TASK STATEMENT =>
Rewrite the rows from the first line through the line with "- upload-button[interactable]: [1111, 96, 1141, 134]", putting "screen capture" in place of "screenshot" and keeping everything else the same.

** Start of LISTING **

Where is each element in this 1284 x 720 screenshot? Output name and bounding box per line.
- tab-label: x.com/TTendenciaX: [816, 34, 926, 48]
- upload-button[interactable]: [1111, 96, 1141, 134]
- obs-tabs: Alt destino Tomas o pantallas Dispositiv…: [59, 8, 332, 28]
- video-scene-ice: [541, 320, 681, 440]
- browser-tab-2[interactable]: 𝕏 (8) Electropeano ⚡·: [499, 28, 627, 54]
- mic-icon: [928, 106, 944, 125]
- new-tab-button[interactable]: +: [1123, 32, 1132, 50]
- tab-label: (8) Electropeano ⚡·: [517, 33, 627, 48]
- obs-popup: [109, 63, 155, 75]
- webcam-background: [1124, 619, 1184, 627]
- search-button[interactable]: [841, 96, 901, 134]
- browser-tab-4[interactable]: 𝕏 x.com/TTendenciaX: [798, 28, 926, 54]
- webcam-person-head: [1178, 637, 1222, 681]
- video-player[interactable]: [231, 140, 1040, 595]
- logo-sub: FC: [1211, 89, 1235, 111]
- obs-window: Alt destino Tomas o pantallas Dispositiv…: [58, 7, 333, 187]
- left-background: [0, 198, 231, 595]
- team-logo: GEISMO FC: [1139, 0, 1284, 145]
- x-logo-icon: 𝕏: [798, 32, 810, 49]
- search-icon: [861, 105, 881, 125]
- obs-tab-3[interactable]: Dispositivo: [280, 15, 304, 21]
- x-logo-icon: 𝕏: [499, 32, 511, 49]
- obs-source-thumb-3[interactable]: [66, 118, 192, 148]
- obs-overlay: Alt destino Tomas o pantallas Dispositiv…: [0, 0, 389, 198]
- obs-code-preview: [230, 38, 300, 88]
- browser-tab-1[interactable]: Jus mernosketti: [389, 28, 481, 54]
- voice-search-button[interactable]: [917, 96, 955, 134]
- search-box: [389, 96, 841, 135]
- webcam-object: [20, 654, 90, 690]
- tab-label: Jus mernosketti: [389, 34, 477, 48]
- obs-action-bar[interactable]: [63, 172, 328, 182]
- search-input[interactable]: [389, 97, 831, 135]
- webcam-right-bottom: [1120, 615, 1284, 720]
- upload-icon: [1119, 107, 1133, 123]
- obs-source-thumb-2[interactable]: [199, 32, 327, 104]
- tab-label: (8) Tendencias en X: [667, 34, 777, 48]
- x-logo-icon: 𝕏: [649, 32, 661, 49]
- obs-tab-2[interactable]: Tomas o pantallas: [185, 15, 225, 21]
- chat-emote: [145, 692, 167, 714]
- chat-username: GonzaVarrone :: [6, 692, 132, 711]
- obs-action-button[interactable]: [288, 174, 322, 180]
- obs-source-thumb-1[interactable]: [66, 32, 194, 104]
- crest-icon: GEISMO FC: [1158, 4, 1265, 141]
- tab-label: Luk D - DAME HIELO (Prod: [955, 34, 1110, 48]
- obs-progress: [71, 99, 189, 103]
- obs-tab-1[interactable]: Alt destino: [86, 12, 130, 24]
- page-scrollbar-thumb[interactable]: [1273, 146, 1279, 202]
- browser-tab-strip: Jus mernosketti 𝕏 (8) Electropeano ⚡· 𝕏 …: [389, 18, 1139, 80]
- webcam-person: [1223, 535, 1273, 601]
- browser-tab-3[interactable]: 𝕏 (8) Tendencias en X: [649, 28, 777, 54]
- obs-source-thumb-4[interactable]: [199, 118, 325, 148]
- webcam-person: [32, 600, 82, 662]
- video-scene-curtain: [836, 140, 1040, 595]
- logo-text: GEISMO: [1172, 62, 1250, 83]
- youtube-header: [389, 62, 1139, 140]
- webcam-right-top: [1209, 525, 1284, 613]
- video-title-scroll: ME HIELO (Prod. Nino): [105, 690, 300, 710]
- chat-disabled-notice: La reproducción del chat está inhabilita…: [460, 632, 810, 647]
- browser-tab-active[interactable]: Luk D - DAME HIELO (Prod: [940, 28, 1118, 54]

** End of LISTING **

EXERCISE OUTPUT =>
Where is each element in this 1284 x 720 screen capture? Output name and bounding box per line.
- tab-label: x.com/TTendenciaX: [816, 34, 926, 48]
- upload-button[interactable]: [1111, 96, 1141, 134]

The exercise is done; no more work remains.